The task>
Will you write out the data exactly, excluding every picture?

Data for this exercise>
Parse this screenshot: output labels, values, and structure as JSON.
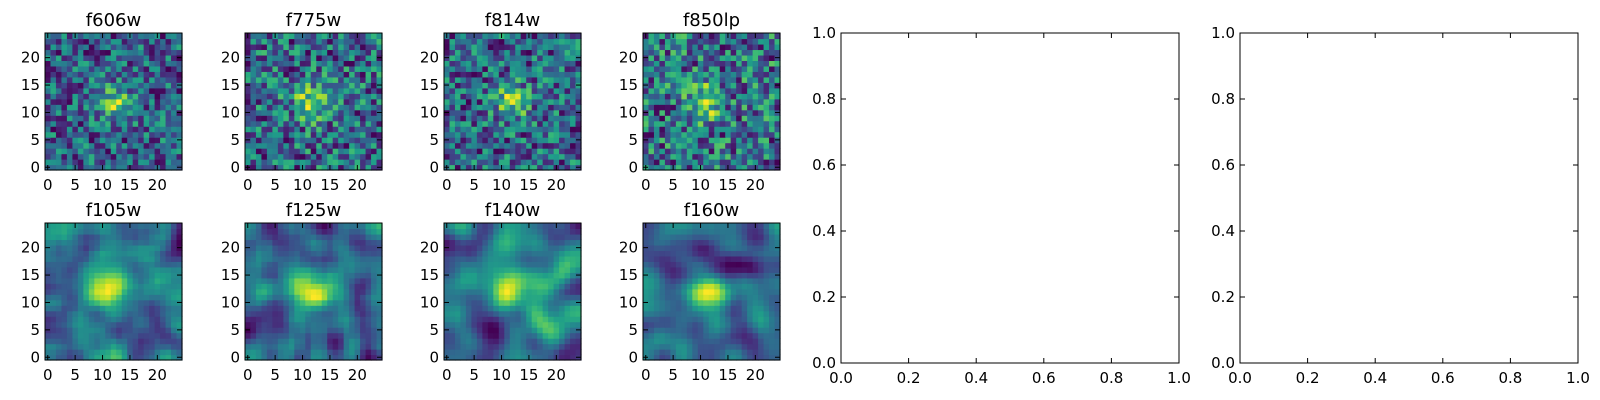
{
  "chart_data": [
    {
      "type": "heatmap",
      "title": "f606w",
      "xticks": [
        "0",
        "5",
        "10",
        "15",
        "20"
      ],
      "yticks": [
        "0",
        "5",
        "10",
        "15",
        "20"
      ],
      "xlim": [
        -0.5,
        24.5
      ],
      "ylim": [
        -0.5,
        24.5
      ],
      "grid_size": 25,
      "colormap": "viridis",
      "seed": 11,
      "peak": {
        "x": 12,
        "y": 12,
        "sigma": 2.4,
        "amp": 0.55
      }
    },
    {
      "type": "heatmap",
      "title": "f775w",
      "xticks": [
        "0",
        "5",
        "10",
        "15",
        "20"
      ],
      "yticks": [
        "0",
        "5",
        "10",
        "15",
        "20"
      ],
      "xlim": [
        -0.5,
        24.5
      ],
      "ylim": [
        -0.5,
        24.5
      ],
      "grid_size": 25,
      "colormap": "viridis",
      "seed": 23,
      "peak": {
        "x": 12,
        "y": 12,
        "sigma": 2.4,
        "amp": 0.55
      }
    },
    {
      "type": "heatmap",
      "title": "f814w",
      "xticks": [
        "0",
        "5",
        "10",
        "15",
        "20"
      ],
      "yticks": [
        "0",
        "5",
        "10",
        "15",
        "20"
      ],
      "xlim": [
        -0.5,
        24.5
      ],
      "ylim": [
        -0.5,
        24.5
      ],
      "grid_size": 25,
      "colormap": "viridis",
      "seed": 37,
      "peak": {
        "x": 12,
        "y": 12,
        "sigma": 2.2,
        "amp": 0.55
      }
    },
    {
      "type": "heatmap",
      "title": "f850lp",
      "xticks": [
        "0",
        "5",
        "10",
        "15",
        "20"
      ],
      "yticks": [
        "0",
        "5",
        "10",
        "15",
        "20"
      ],
      "xlim": [
        -0.5,
        24.5
      ],
      "ylim": [
        -0.5,
        24.5
      ],
      "grid_size": 25,
      "colormap": "viridis",
      "seed": 41,
      "peak": {
        "x": 11,
        "y": 12,
        "sigma": 2.2,
        "amp": 0.5
      }
    },
    {
      "type": "heatmap",
      "title": "f105w",
      "xticks": [
        "0",
        "5",
        "10",
        "15",
        "20"
      ],
      "yticks": [
        "0",
        "5",
        "10",
        "15",
        "20"
      ],
      "xlim": [
        -0.5,
        24.5
      ],
      "ylim": [
        -0.5,
        24.5
      ],
      "grid_size": 25,
      "colormap": "viridis",
      "seed": 53,
      "smooth": 2,
      "peak": {
        "x": 11,
        "y": 13,
        "sigma": 3.0,
        "amp": 0.55
      }
    },
    {
      "type": "heatmap",
      "title": "f125w",
      "xticks": [
        "0",
        "5",
        "10",
        "15",
        "20"
      ],
      "yticks": [
        "0",
        "5",
        "10",
        "15",
        "20"
      ],
      "xlim": [
        -0.5,
        24.5
      ],
      "ylim": [
        -0.5,
        24.5
      ],
      "grid_size": 25,
      "colormap": "viridis",
      "seed": 67,
      "smooth": 2,
      "peak": {
        "x": 12,
        "y": 13,
        "sigma": 2.6,
        "amp": 0.65
      }
    },
    {
      "type": "heatmap",
      "title": "f140w",
      "xticks": [
        "0",
        "5",
        "10",
        "15",
        "20"
      ],
      "yticks": [
        "0",
        "5",
        "10",
        "15",
        "20"
      ],
      "xlim": [
        -0.5,
        24.5
      ],
      "ylim": [
        -0.5,
        24.5
      ],
      "grid_size": 25,
      "colormap": "viridis",
      "seed": 79,
      "smooth": 3,
      "peak": {
        "x": 12,
        "y": 13,
        "sigma": 2.6,
        "amp": 0.7
      }
    },
    {
      "type": "heatmap",
      "title": "f160w",
      "xticks": [
        "0",
        "5",
        "10",
        "15",
        "20"
      ],
      "yticks": [
        "0",
        "5",
        "10",
        "15",
        "20"
      ],
      "xlim": [
        -0.5,
        24.5
      ],
      "ylim": [
        -0.5,
        24.5
      ],
      "grid_size": 25,
      "colormap": "viridis",
      "seed": 97,
      "smooth": 3,
      "peak": {
        "x": 12,
        "y": 12,
        "sigma": 2.2,
        "amp": 0.85
      }
    },
    {
      "type": "scatter",
      "title": "",
      "xlim": [
        0,
        1
      ],
      "ylim": [
        0,
        1
      ],
      "xticks": [
        "0.0",
        "0.2",
        "0.4",
        "0.6",
        "0.8",
        "1.0"
      ],
      "yticks": [
        "0.0",
        "0.2",
        "0.4",
        "0.6",
        "0.8",
        "1.0"
      ],
      "series": []
    },
    {
      "type": "scatter",
      "title": "",
      "xlim": [
        0,
        1
      ],
      "ylim": [
        0,
        1
      ],
      "xticks": [
        "0.0",
        "0.2",
        "0.4",
        "0.6",
        "0.8",
        "1.0"
      ],
      "yticks": [
        "0.0",
        "0.2",
        "0.4",
        "0.6",
        "0.8",
        "1.0"
      ],
      "series": []
    }
  ]
}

Written solution>
Parse this screenshot: output labels, values, and structure as JSON.
{
  "chart_data": [
    {
      "type": "heatmap",
      "title": "f606w",
      "xticks": [
        "0",
        "5",
        "10",
        "15",
        "20"
      ],
      "yticks": [
        "0",
        "5",
        "10",
        "15",
        "20"
      ],
      "xlim": [
        -0.5,
        24.5
      ],
      "ylim": [
        -0.5,
        24.5
      ],
      "grid_size": 25,
      "colormap": "viridis",
      "seed": 11,
      "peak": {
        "x": 12,
        "y": 12,
        "sigma": 2.4,
        "amp": 0.55
      }
    },
    {
      "type": "heatmap",
      "title": "f775w",
      "xticks": [
        "0",
        "5",
        "10",
        "15",
        "20"
      ],
      "yticks": [
        "0",
        "5",
        "10",
        "15",
        "20"
      ],
      "xlim": [
        -0.5,
        24.5
      ],
      "ylim": [
        -0.5,
        24.5
      ],
      "grid_size": 25,
      "colormap": "viridis",
      "seed": 23,
      "peak": {
        "x": 12,
        "y": 12,
        "sigma": 2.4,
        "amp": 0.55
      }
    },
    {
      "type": "heatmap",
      "title": "f814w",
      "xticks": [
        "0",
        "5",
        "10",
        "15",
        "20"
      ],
      "yticks": [
        "0",
        "5",
        "10",
        "15",
        "20"
      ],
      "xlim": [
        -0.5,
        24.5
      ],
      "ylim": [
        -0.5,
        24.5
      ],
      "grid_size": 25,
      "colormap": "viridis",
      "seed": 37,
      "peak": {
        "x": 12,
        "y": 12,
        "sigma": 2.2,
        "amp": 0.55
      }
    },
    {
      "type": "heatmap",
      "title": "f850lp",
      "xticks": [
        "0",
        "5",
        "10",
        "15",
        "20"
      ],
      "yticks": [
        "0",
        "5",
        "10",
        "15",
        "20"
      ],
      "xlim": [
        -0.5,
        24.5
      ],
      "ylim": [
        -0.5,
        24.5
      ],
      "grid_size": 25,
      "colormap": "viridis",
      "seed": 41,
      "peak": {
        "x": 11,
        "y": 12,
        "sigma": 2.2,
        "amp": 0.5
      }
    },
    {
      "type": "heatmap",
      "title": "f105w",
      "xticks": [
        "0",
        "5",
        "10",
        "15",
        "20"
      ],
      "yticks": [
        "0",
        "5",
        "10",
        "15",
        "20"
      ],
      "xlim": [
        -0.5,
        24.5
      ],
      "ylim": [
        -0.5,
        24.5
      ],
      "grid_size": 25,
      "colormap": "viridis",
      "seed": 53,
      "smooth": 2,
      "peak": {
        "x": 11,
        "y": 13,
        "sigma": 3.0,
        "amp": 0.55
      }
    },
    {
      "type": "heatmap",
      "title": "f125w",
      "xticks": [
        "0",
        "5",
        "10",
        "15",
        "20"
      ],
      "yticks": [
        "0",
        "5",
        "10",
        "15",
        "20"
      ],
      "xlim": [
        -0.5,
        24.5
      ],
      "ylim": [
        -0.5,
        24.5
      ],
      "grid_size": 25,
      "colormap": "viridis",
      "seed": 67,
      "smooth": 2,
      "peak": {
        "x": 12,
        "y": 13,
        "sigma": 2.6,
        "amp": 0.65
      }
    },
    {
      "type": "heatmap",
      "title": "f140w",
      "xticks": [
        "0",
        "5",
        "10",
        "15",
        "20"
      ],
      "yticks": [
        "0",
        "5",
        "10",
        "15",
        "20"
      ],
      "xlim": [
        -0.5,
        24.5
      ],
      "ylim": [
        -0.5,
        24.5
      ],
      "grid_size": 25,
      "colormap": "viridis",
      "seed": 79,
      "smooth": 3,
      "peak": {
        "x": 12,
        "y": 13,
        "sigma": 2.6,
        "amp": 0.7
      }
    },
    {
      "type": "heatmap",
      "title": "f160w",
      "xticks": [
        "0",
        "5",
        "10",
        "15",
        "20"
      ],
      "yticks": [
        "0",
        "5",
        "10",
        "15",
        "20"
      ],
      "xlim": [
        -0.5,
        24.5
      ],
      "ylim": [
        -0.5,
        24.5
      ],
      "grid_size": 25,
      "colormap": "viridis",
      "seed": 97,
      "smooth": 3,
      "peak": {
        "x": 12,
        "y": 12,
        "sigma": 2.2,
        "amp": 0.85
      }
    },
    {
      "type": "scatter",
      "title": "",
      "xlim": [
        0,
        1
      ],
      "ylim": [
        0,
        1
      ],
      "xticks": [
        "0.0",
        "0.2",
        "0.4",
        "0.6",
        "0.8",
        "1.0"
      ],
      "yticks": [
        "0.0",
        "0.2",
        "0.4",
        "0.6",
        "0.8",
        "1.0"
      ],
      "series": []
    },
    {
      "type": "scatter",
      "title": "",
      "xlim": [
        0,
        1
      ],
      "ylim": [
        0,
        1
      ],
      "xticks": [
        "0.0",
        "0.2",
        "0.4",
        "0.6",
        "0.8",
        "1.0"
      ],
      "yticks": [
        "0.0",
        "0.2",
        "0.4",
        "0.6",
        "0.8",
        "1.0"
      ],
      "series": []
    }
  ]
}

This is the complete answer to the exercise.